== Extract to read ==

----

We can’t gain back time.
Each day is a chance to move our life towards something more than it is now. That drives me to act. I refuse to let inaction build up regret of wasted time, energy, and opportunities. Your attitude is all that matters to determine what you’re really capable of achieving.
So, let’s break down the 4 steps to break your bad habits:
1. Determine the bad habit you want to change
I suggest starting with one bad habit. If you decide to quit caffeine, wake up at 5 am and stop procrastinating all at once, it can get very overwhelming. Start with the habit most affecting your mind and attitude negatively.
Example: I want to stop stress eating.
2. Identify what is driving your bad habit
Now that you’ve determined the habit. Discover why you want to change this habit. Without a strong reason why you will not change. Identify the negative consequences your habit has on your life then identify the positive benefits that will come from eliminating this bad habit. Think about how this habit will affect you in 1 year, 5 years, even 10 years from now.
Example: Stress eating leads me to eat junk food, feel groggy, gain unwanted weight, and not be as mentally clear and energetic as I can be.
Some positive benefits from not stress eating are I’ll feel more energized, I’ll lose weight, I’ll focus on working through my stress with healthy choices, leading to an overall better attitude about my appearance and my health.
3. Change the story you’re telling yourself
Despite whatever you keep telling yourself—you deserve better. You are worthy, and you have the power to reverse every and any habit you have. This life is yours to create. Imagine the day when you overcome your bad habit. Envision how you would look and feel. The next step is to determine what’s triggering your habit. After you realize what triggers your habit, identify what actions you tend to do after you feel triggered. Lastly, identify the positive result you feel after you repeat your bad habit. Understanding why you repeat the same habit and routine will make changing it so much easier!

----

== Dataset entries ==
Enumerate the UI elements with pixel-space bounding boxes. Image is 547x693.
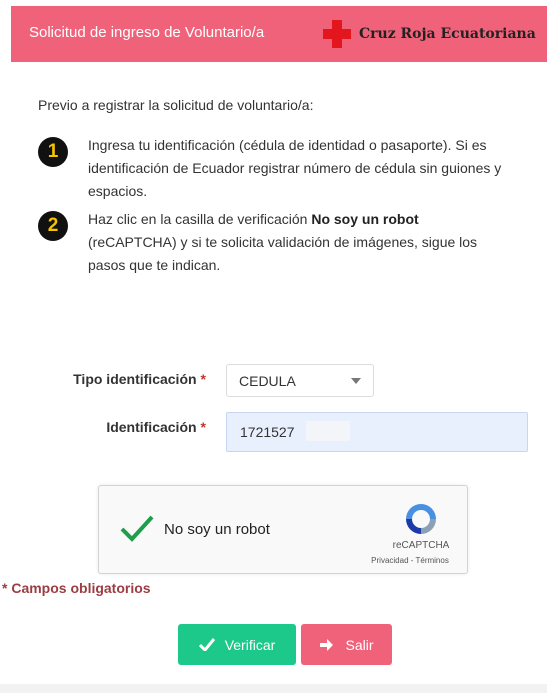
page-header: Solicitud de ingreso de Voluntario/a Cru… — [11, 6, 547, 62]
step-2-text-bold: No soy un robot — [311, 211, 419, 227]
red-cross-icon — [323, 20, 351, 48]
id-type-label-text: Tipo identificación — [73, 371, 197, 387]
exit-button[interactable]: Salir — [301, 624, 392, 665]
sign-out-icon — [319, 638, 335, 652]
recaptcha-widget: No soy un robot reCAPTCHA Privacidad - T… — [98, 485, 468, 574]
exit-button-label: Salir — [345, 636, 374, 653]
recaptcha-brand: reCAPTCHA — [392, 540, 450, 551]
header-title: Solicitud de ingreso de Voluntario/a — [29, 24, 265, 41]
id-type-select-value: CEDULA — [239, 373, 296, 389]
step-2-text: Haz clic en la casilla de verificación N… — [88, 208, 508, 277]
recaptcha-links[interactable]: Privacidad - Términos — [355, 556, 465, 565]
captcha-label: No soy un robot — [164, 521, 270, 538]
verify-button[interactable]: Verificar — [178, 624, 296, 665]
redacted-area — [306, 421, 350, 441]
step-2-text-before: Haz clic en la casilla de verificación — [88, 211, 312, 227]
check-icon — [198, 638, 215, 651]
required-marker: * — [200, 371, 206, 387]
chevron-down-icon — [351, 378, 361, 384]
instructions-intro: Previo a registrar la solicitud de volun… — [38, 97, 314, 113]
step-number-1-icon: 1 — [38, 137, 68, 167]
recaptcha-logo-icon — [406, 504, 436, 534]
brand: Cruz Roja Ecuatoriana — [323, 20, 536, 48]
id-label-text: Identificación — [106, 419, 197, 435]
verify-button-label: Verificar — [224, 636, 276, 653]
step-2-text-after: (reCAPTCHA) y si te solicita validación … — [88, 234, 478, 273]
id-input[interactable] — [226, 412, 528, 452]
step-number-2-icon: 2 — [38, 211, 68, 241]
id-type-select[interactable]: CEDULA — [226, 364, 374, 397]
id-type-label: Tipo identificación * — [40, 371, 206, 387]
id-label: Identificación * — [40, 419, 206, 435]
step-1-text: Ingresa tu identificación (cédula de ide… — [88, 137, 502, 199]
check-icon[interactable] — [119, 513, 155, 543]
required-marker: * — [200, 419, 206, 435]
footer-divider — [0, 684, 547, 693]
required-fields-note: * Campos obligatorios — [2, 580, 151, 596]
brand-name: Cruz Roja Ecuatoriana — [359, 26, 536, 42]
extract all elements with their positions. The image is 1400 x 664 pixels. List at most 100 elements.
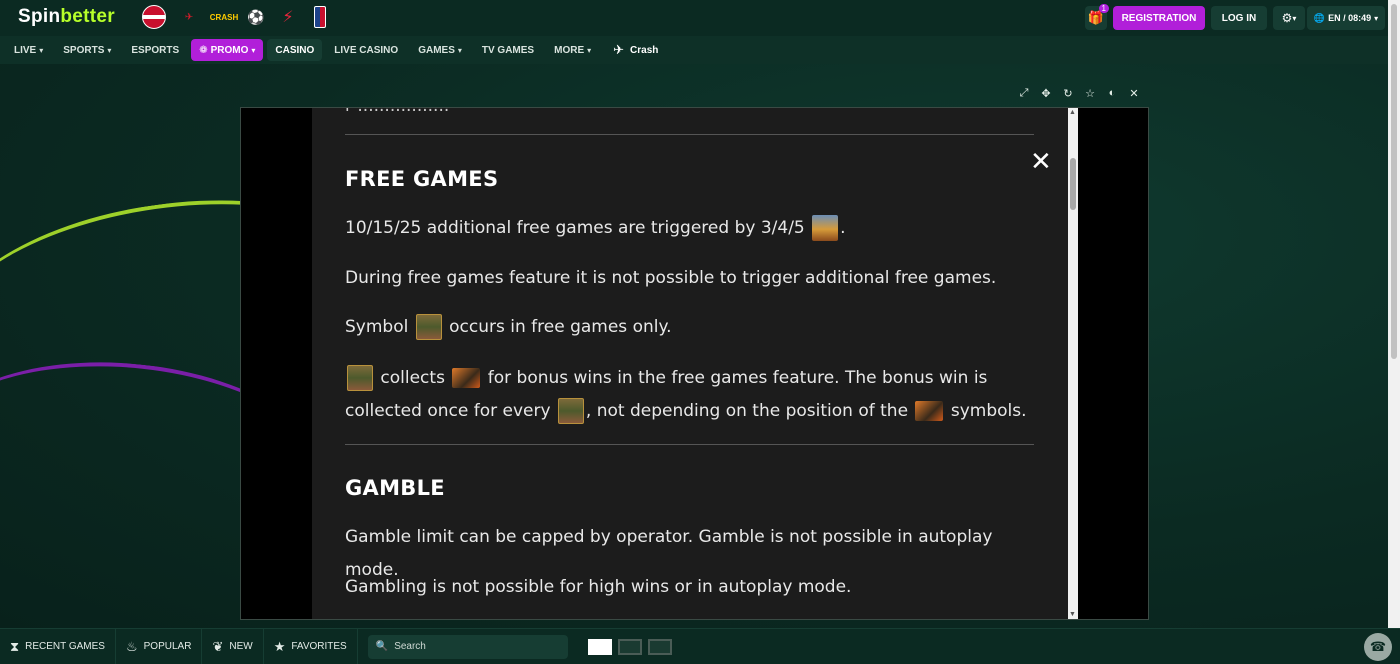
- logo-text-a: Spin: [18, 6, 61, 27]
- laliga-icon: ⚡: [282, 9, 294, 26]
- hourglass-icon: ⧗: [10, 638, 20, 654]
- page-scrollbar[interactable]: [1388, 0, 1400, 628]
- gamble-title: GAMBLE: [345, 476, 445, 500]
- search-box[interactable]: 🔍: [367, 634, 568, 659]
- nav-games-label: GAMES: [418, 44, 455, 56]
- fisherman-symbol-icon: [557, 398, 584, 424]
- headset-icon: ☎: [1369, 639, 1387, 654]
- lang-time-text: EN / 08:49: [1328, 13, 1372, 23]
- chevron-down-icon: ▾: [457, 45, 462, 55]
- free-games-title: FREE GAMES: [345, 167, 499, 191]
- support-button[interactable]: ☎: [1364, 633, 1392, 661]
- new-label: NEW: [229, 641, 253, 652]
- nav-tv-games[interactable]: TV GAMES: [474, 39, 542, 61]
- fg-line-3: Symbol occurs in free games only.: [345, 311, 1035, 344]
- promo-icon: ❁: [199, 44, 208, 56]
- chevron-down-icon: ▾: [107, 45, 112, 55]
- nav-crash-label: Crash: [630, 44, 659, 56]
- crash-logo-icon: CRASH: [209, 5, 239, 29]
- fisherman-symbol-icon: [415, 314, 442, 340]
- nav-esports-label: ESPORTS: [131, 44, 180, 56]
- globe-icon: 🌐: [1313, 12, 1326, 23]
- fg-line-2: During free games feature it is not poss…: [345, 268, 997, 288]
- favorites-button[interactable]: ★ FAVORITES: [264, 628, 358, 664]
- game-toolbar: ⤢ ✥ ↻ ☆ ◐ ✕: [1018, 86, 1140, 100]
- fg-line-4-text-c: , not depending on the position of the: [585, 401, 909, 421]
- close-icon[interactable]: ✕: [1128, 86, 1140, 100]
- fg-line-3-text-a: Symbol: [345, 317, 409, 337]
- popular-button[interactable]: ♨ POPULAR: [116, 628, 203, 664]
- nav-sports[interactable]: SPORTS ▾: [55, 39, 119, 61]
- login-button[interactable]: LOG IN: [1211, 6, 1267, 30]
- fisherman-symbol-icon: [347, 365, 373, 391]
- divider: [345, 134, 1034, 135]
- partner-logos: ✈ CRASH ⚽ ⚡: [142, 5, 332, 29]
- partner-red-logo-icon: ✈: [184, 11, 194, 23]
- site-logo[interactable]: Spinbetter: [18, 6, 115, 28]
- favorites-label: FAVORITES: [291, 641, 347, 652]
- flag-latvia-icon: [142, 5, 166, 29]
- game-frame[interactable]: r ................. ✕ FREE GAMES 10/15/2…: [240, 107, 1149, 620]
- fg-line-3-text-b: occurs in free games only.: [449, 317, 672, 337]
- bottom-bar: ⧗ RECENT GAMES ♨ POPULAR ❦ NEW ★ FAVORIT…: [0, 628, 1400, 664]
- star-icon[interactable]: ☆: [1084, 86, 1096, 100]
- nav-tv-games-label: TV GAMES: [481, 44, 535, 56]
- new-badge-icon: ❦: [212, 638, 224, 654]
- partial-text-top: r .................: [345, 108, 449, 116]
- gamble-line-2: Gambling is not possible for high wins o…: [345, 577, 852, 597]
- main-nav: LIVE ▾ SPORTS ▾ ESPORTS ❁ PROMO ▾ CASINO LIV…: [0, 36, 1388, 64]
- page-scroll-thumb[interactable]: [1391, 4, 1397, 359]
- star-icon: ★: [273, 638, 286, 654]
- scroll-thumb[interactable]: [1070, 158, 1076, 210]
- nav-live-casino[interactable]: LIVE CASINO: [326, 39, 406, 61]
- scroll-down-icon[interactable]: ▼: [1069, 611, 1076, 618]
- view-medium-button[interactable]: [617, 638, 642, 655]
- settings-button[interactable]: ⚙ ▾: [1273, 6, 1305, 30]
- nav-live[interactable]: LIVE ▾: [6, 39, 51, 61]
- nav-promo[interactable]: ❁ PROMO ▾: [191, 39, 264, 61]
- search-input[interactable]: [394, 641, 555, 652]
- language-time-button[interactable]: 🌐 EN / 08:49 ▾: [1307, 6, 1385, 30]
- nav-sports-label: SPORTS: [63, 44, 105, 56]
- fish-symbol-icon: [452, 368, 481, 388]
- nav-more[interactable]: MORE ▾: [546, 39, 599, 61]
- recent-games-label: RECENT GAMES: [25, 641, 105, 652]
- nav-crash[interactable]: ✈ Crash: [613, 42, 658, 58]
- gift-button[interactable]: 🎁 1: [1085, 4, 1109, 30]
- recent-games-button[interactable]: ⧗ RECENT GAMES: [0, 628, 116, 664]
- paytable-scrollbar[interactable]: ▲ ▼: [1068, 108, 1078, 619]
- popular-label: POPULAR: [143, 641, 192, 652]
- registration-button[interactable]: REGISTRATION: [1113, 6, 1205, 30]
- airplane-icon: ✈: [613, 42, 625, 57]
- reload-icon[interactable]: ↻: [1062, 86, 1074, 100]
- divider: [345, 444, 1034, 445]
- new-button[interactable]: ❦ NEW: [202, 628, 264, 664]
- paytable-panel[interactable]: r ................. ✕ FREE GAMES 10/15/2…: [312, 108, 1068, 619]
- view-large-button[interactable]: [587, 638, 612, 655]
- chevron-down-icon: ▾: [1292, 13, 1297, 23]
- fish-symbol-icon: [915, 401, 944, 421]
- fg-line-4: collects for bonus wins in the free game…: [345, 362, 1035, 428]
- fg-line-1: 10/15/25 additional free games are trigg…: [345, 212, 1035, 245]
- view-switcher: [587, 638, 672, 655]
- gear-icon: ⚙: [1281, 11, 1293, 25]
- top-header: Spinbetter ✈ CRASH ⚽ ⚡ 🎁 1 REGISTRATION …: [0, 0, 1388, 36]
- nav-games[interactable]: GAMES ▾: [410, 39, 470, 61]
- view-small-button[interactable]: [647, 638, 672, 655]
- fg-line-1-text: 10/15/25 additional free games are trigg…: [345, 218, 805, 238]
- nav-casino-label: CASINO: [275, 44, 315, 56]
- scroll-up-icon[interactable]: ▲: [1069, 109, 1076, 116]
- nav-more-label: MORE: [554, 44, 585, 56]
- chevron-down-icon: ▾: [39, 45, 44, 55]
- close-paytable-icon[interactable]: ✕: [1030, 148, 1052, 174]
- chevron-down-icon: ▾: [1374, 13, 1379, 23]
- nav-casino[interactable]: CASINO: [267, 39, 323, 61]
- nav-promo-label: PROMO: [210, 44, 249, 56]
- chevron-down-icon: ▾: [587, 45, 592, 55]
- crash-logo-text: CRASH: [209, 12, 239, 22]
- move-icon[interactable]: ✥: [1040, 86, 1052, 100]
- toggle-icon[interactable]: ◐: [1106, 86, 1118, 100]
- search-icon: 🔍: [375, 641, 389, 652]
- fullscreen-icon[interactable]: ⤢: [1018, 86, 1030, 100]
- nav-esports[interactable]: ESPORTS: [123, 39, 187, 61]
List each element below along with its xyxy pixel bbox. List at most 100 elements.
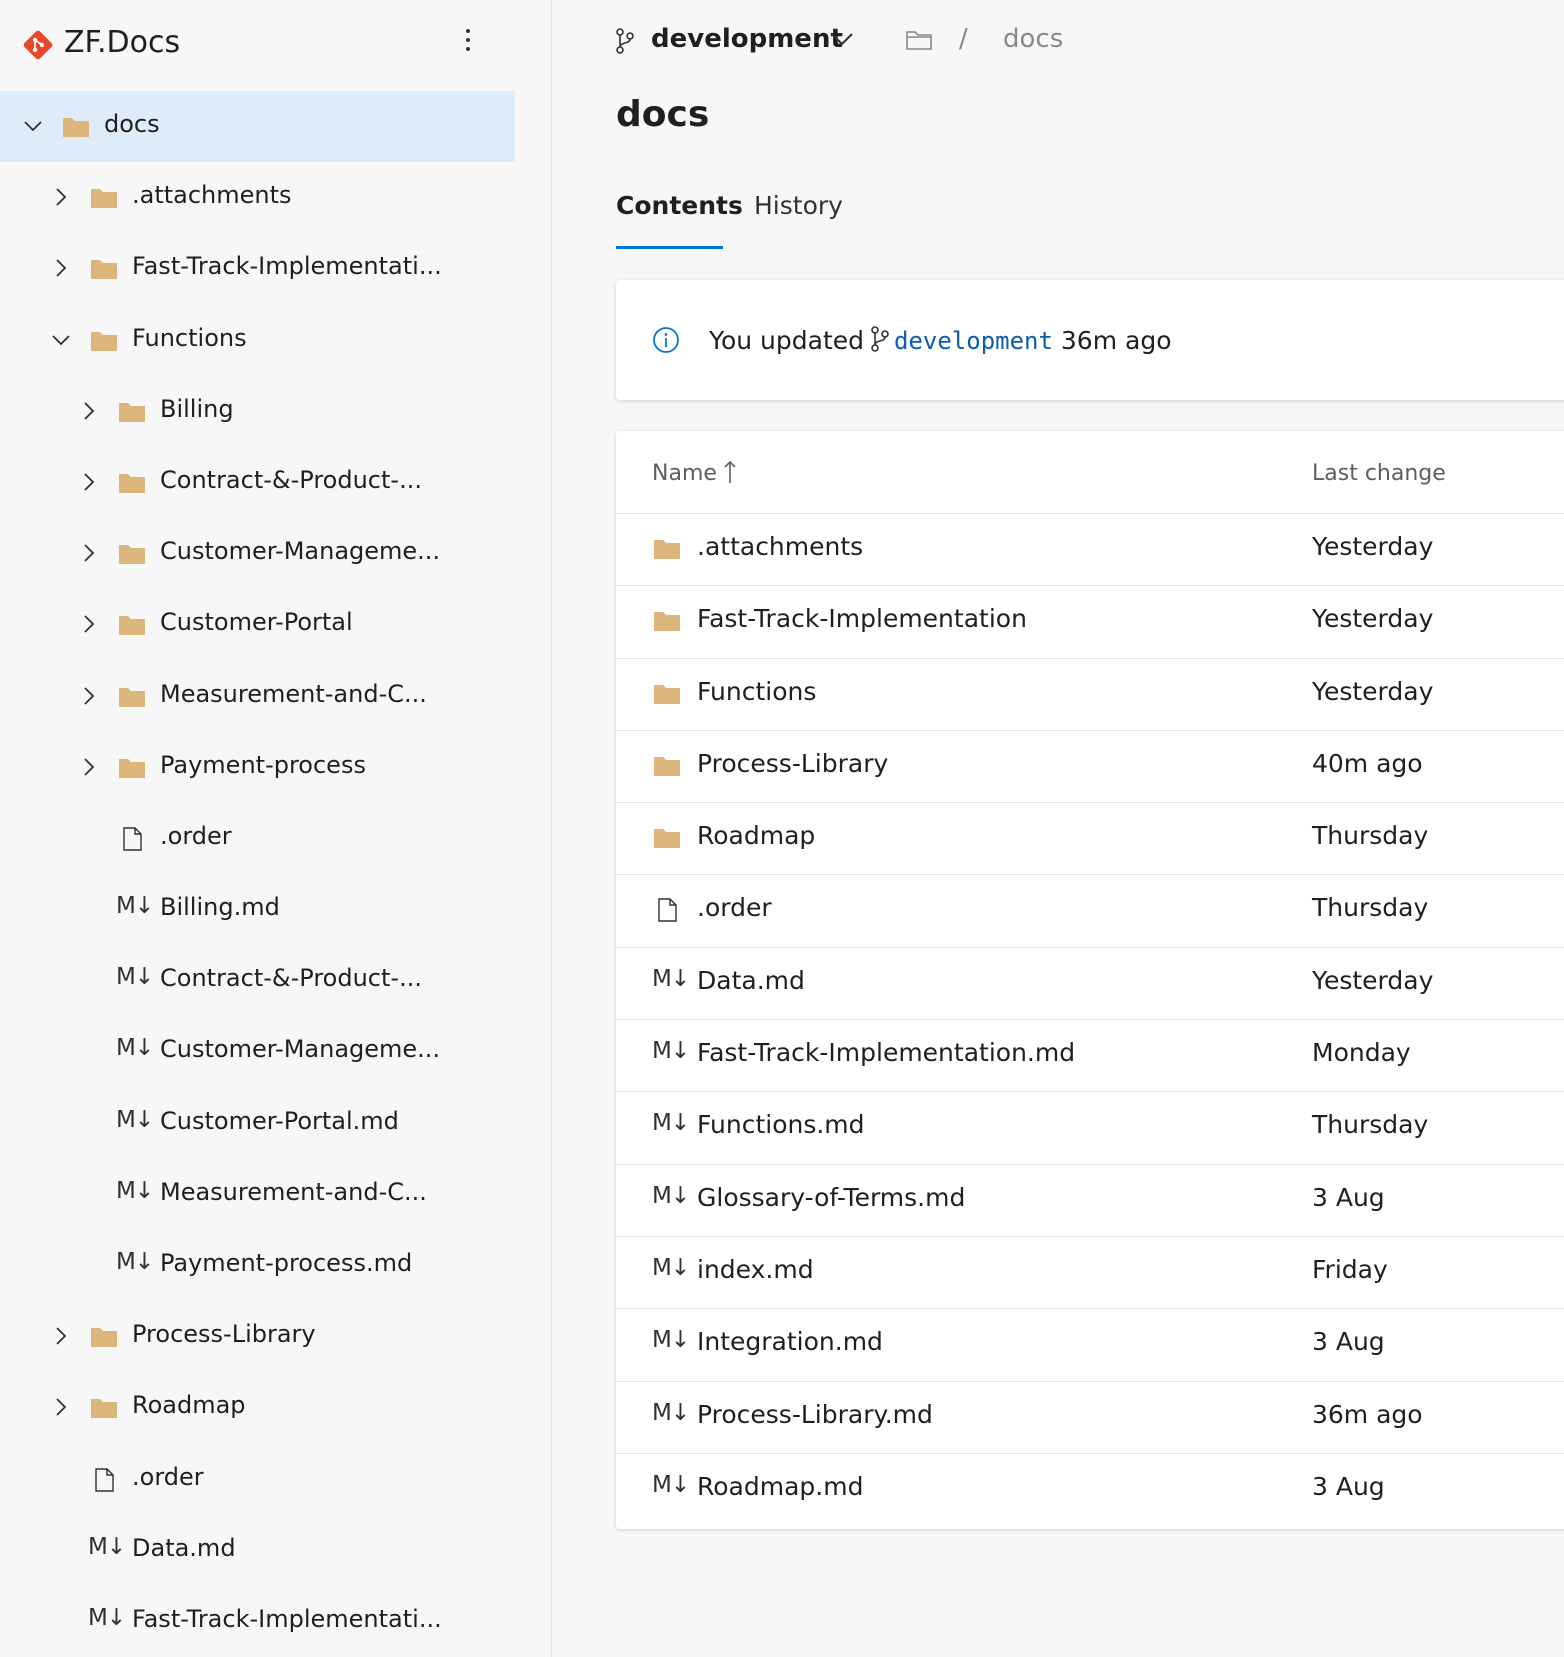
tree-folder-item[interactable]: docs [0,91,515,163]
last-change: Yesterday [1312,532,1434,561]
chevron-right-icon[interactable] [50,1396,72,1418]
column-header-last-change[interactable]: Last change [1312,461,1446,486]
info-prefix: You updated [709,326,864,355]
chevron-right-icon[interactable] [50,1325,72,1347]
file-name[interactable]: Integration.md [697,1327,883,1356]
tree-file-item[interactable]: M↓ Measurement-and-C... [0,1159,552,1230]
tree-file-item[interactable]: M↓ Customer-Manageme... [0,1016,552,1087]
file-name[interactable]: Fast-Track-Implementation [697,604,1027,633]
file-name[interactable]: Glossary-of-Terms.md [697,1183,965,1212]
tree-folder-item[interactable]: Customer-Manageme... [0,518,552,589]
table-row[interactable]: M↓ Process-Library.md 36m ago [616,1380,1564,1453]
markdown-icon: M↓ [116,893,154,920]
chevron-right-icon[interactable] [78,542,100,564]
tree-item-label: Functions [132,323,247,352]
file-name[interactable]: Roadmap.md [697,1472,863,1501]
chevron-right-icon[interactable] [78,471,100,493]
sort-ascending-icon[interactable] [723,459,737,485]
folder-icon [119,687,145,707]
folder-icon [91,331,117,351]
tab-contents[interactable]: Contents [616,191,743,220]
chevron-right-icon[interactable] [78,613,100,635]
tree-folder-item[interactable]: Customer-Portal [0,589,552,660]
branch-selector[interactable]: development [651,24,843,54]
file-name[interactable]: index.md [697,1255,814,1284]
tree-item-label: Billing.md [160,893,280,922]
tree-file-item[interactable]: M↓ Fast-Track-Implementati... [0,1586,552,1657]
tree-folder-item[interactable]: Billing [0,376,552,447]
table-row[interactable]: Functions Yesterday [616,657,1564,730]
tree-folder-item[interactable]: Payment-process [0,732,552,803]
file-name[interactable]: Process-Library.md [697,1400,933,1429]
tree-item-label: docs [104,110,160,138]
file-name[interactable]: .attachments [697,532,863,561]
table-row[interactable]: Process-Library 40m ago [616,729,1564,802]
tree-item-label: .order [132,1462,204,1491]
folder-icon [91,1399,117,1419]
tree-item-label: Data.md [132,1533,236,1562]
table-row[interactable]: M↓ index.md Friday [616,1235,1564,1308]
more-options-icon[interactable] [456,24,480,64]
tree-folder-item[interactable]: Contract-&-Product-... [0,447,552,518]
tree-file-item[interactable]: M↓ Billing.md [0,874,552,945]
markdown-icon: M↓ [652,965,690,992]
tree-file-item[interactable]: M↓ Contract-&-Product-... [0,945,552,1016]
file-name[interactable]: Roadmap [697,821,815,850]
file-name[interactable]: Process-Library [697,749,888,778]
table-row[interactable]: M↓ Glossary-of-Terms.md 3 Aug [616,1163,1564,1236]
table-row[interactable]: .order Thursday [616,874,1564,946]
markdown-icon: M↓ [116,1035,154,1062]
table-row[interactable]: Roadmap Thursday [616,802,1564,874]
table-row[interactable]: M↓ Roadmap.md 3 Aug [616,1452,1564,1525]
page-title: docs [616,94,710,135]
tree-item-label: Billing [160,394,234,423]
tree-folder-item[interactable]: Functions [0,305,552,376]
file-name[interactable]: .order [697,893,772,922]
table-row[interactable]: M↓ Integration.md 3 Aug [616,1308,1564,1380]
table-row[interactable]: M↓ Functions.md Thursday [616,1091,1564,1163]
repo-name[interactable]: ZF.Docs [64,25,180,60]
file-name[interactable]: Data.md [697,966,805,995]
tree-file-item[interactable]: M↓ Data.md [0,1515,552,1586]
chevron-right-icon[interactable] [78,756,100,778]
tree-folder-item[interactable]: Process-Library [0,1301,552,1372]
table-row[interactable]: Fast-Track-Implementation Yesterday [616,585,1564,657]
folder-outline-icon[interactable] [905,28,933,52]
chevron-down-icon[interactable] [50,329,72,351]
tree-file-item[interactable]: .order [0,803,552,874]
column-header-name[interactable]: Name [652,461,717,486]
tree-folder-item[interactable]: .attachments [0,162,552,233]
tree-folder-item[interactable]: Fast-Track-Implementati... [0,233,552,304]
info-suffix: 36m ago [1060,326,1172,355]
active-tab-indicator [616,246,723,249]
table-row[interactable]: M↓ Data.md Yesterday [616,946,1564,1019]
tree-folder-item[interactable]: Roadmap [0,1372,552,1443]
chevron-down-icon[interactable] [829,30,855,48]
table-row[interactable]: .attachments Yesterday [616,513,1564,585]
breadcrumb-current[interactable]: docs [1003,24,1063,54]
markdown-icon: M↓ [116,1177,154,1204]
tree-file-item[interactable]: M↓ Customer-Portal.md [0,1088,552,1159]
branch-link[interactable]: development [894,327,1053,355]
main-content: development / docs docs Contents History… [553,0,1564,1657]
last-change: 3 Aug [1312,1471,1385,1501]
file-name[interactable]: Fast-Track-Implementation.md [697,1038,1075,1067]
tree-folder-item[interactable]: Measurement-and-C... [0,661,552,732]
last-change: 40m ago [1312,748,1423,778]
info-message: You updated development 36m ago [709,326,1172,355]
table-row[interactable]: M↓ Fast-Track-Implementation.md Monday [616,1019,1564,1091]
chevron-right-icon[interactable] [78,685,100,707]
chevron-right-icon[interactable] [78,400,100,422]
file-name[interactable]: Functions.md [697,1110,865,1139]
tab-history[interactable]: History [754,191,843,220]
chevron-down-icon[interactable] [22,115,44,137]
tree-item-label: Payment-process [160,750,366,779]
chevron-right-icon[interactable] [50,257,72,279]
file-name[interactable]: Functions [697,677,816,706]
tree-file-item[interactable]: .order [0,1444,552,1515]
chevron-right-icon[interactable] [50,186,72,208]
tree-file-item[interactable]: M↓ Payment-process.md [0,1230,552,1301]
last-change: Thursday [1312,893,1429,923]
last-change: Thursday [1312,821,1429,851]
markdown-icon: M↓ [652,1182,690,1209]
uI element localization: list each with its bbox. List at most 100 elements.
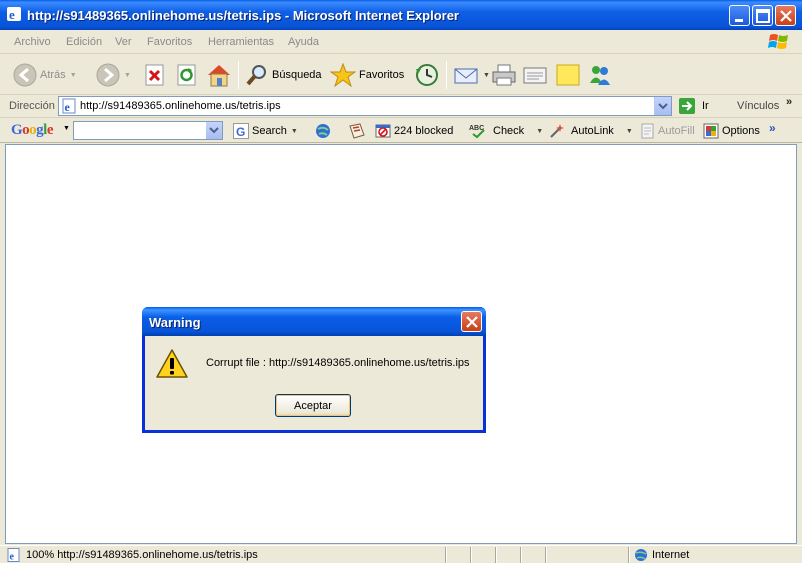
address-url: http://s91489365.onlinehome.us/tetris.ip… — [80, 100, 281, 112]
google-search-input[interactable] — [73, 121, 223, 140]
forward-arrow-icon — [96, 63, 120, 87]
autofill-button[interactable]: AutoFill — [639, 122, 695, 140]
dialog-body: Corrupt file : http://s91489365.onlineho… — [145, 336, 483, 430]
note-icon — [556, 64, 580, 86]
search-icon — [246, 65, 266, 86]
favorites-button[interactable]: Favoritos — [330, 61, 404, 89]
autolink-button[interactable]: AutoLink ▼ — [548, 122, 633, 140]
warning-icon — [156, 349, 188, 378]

----

== What is being asked ==
Carry on the guide to breaking bad habits from its last sentence.

== Result ==
Example: My stress eating is triggered when I feel conflicted about a particular task or situation. The stress of all the work I have to do overwhelms me and then I reach for whatever junk food I can get my hands on. While eating these snacks, my taste buds are stimulated, and I begin to feel calm and relaxed. As a result, I tend to stress eat when I want to take a break and unwind.
4. Take immediate action
Now that you understand exactly why you keep repeating the same habit, it’s time to replace your routine with an alternative. Your triggers will most likely always be there but if you change your routine to benefit you, you’ll develop better habits. Replace your bad habit with a positive alternative that will reward you as much as the bad habit has. Set a goal to do this within a certain time frame so you have a benchmark to hit. Keep track of your progress to keep you motivated.
Example: When I feel triggered to stress eat, I’ll reach for my favorite fruit instead. Stress eating doesn’t feel like such a bad habit when you replace the junk food with fresh fruit or veggies that satisfy you and make you feel energized and proud of your choices.
These steps can be done with any habit of yours. Work through them and repeat them consistently to make them stick. It takes a minimum of 21 days and a maximum of 254 days to make a habit consistent. Your bad habits took months or even years to develop so don’t expect them to change overnight. Don’t be discouraged if you take a few days or weeks to progress, just keep going and lean on your support system for encouragement.